Requirement: Among the entries below, find the lines with "succeeded" and copy them.

:: Data for this exercise ::

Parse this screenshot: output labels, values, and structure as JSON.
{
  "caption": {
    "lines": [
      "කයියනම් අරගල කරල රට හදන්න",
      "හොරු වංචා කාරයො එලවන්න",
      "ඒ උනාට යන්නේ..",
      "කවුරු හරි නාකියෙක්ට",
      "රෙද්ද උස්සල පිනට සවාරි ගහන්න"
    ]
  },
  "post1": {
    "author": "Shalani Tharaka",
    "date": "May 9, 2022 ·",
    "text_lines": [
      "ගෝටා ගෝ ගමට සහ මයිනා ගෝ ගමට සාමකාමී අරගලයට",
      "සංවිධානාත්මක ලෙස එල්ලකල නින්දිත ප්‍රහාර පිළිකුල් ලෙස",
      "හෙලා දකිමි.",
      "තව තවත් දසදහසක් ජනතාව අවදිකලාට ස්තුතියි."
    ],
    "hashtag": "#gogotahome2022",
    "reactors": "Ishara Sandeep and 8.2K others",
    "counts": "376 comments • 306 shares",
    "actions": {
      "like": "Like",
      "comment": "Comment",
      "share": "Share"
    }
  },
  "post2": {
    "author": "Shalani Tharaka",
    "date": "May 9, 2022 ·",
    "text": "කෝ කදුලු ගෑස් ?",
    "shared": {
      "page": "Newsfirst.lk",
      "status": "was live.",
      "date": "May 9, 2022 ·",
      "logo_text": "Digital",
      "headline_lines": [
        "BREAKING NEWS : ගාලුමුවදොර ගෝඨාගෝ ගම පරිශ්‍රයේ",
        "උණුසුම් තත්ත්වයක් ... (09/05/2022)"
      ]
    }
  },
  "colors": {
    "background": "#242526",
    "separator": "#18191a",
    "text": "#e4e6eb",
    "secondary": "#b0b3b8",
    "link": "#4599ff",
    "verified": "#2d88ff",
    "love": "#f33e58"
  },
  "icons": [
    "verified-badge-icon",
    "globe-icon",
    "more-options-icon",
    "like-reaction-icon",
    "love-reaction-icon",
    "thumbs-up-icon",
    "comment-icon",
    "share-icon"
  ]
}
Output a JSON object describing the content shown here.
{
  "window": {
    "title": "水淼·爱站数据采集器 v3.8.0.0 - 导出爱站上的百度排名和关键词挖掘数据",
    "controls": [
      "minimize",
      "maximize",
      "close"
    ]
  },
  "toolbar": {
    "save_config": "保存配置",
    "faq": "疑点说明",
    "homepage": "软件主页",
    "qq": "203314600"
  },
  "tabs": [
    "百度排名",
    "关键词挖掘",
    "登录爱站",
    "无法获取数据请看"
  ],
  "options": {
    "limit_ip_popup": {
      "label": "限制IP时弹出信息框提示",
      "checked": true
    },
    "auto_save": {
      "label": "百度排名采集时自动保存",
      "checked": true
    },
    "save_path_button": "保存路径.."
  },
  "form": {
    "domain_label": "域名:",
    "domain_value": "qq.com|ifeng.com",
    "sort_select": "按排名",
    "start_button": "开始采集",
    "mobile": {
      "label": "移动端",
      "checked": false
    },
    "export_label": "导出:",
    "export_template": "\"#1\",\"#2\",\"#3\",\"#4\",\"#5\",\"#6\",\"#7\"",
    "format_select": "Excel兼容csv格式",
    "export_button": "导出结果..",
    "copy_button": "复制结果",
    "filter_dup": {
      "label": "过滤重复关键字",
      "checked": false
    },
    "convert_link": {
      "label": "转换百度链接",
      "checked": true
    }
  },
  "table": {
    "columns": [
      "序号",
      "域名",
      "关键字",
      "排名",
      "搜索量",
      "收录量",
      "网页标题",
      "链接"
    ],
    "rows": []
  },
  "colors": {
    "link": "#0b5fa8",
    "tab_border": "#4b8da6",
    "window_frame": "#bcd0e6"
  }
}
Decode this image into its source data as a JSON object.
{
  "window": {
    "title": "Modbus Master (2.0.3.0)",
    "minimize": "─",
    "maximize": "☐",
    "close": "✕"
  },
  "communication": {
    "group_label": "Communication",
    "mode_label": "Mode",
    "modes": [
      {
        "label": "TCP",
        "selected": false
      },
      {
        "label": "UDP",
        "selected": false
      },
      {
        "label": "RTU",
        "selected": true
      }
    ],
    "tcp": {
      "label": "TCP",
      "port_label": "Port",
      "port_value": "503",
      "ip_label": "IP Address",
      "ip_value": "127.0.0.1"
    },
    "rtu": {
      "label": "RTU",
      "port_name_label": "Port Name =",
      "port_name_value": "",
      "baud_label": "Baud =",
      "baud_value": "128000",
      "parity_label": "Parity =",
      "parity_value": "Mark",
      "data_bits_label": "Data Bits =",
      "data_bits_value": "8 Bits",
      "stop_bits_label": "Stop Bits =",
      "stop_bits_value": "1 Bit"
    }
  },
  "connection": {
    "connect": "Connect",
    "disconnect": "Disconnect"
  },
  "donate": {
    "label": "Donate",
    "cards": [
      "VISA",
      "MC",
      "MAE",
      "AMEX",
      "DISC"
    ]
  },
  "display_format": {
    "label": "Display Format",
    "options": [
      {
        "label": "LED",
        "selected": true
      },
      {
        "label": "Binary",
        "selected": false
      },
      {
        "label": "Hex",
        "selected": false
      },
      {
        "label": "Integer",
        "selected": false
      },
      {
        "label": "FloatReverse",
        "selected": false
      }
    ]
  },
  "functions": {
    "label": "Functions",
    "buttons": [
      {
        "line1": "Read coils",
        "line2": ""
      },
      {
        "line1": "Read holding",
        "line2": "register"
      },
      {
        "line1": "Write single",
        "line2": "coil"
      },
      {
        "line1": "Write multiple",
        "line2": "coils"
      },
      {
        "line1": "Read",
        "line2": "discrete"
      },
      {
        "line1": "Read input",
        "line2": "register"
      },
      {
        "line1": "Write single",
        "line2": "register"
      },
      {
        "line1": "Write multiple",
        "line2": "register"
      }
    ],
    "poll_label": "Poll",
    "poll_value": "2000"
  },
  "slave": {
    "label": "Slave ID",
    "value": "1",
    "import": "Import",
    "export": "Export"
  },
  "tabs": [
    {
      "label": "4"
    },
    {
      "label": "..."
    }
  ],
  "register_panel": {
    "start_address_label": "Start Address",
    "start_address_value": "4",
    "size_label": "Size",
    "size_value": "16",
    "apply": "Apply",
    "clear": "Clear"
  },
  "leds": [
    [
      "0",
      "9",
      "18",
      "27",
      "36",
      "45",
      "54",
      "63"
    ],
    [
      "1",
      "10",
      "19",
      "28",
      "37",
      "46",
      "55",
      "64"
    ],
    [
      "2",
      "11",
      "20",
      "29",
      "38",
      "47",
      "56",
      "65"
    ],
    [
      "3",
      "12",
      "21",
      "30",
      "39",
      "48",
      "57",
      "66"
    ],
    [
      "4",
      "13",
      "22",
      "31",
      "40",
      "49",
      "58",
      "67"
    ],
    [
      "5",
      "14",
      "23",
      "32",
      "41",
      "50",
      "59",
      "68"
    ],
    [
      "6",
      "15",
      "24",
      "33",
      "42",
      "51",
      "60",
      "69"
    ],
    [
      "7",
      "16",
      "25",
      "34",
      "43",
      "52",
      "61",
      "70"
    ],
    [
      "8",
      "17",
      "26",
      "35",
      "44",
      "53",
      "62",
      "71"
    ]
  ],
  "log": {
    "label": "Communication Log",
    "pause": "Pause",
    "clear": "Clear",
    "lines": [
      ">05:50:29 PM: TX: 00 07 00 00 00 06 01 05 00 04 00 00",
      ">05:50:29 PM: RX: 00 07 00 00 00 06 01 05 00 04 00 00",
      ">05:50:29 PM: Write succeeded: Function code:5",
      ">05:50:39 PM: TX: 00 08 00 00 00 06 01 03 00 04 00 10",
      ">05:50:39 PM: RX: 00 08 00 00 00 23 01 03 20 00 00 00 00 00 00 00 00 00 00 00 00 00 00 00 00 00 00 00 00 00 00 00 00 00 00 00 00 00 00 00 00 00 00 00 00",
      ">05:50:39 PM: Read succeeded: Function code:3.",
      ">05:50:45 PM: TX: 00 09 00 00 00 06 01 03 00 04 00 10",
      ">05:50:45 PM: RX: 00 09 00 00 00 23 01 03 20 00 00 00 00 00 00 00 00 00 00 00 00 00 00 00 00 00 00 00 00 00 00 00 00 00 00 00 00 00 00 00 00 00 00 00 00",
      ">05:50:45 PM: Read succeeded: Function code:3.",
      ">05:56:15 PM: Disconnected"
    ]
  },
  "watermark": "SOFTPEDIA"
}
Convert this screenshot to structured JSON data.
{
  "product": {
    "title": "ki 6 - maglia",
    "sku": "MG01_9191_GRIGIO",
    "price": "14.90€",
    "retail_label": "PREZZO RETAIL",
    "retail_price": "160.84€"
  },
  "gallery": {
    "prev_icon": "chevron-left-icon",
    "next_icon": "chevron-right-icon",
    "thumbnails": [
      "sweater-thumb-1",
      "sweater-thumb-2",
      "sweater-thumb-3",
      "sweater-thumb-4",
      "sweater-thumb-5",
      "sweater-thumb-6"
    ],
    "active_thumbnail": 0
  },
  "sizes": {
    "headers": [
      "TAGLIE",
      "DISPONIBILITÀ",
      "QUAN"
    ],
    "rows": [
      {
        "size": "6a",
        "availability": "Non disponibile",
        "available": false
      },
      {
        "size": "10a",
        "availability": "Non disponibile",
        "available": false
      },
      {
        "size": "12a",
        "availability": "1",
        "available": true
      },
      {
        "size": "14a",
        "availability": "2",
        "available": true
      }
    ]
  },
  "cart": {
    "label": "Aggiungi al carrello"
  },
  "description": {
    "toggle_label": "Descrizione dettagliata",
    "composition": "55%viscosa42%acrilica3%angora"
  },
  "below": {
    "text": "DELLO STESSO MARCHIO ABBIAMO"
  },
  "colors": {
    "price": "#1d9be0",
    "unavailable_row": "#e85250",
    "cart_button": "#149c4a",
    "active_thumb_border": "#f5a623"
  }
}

:::

Output for this exercise:
      ">05:50:29 PM: Write succeeded: Function code:5",
      ">05:50:39 PM: Read succeeded: Function code:3.",
      ">05:50:45 PM: Read succeeded: Function code:3.",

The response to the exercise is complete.